Everything from the line containing "What text is on this page?" to the final line of the records below should be given again exactly, and nothing else.

***** Data lines *****

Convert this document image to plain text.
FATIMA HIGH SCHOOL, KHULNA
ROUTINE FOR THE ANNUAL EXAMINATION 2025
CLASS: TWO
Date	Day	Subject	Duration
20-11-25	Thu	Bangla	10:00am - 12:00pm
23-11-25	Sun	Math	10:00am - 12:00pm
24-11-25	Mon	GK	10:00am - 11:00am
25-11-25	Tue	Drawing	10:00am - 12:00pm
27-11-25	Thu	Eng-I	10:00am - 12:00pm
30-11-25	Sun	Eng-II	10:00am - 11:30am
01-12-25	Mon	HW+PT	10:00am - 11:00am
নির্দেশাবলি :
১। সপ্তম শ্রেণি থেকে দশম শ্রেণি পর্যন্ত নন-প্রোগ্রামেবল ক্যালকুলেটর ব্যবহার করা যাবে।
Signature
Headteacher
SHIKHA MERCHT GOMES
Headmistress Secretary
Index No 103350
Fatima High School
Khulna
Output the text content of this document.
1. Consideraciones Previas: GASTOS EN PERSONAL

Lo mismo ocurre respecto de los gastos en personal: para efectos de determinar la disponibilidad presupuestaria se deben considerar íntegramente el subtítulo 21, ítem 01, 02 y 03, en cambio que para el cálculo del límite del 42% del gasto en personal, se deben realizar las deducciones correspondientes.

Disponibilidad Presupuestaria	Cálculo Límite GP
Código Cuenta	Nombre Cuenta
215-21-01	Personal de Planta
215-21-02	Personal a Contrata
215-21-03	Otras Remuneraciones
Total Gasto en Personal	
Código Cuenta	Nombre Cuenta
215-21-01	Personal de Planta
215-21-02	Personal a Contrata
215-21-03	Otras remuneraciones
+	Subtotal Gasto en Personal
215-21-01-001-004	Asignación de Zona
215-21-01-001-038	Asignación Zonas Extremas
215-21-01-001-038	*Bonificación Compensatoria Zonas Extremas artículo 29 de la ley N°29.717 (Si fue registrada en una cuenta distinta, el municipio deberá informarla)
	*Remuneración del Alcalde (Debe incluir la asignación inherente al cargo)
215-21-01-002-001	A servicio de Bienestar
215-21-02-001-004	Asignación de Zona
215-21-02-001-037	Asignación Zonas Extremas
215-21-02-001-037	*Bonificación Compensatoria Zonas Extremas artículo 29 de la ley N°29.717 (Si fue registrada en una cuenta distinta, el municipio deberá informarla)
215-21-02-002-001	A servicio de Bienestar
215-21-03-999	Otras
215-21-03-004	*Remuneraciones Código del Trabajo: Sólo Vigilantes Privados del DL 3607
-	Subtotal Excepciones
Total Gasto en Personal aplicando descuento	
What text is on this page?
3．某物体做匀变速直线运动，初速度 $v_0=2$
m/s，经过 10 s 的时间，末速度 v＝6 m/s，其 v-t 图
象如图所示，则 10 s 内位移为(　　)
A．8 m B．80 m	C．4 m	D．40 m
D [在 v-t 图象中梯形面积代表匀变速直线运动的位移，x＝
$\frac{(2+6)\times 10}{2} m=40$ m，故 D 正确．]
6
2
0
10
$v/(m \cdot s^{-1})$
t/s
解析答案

*****

▸ **Output of the task**
What text is on this page?
3．某物体做匀变速直线运动，初速度 $v_0=2$
m/s，经过 10 s 的时间，末速度 v＝6 m/s，其 v-t 图
象如图所示，则 10 s 内位移为(　　)
A．8 m B．80 m	C．4 m	D．40 m
D [在 v-t 图象中梯形面积代表匀变速直线运动的位移，x＝
$\frac{(2+6)\times 10}{2} m=40$ m，故 D 正确．]
6
2
0
10
$v/(m \cdot s^{-1})$
t/s
解析答案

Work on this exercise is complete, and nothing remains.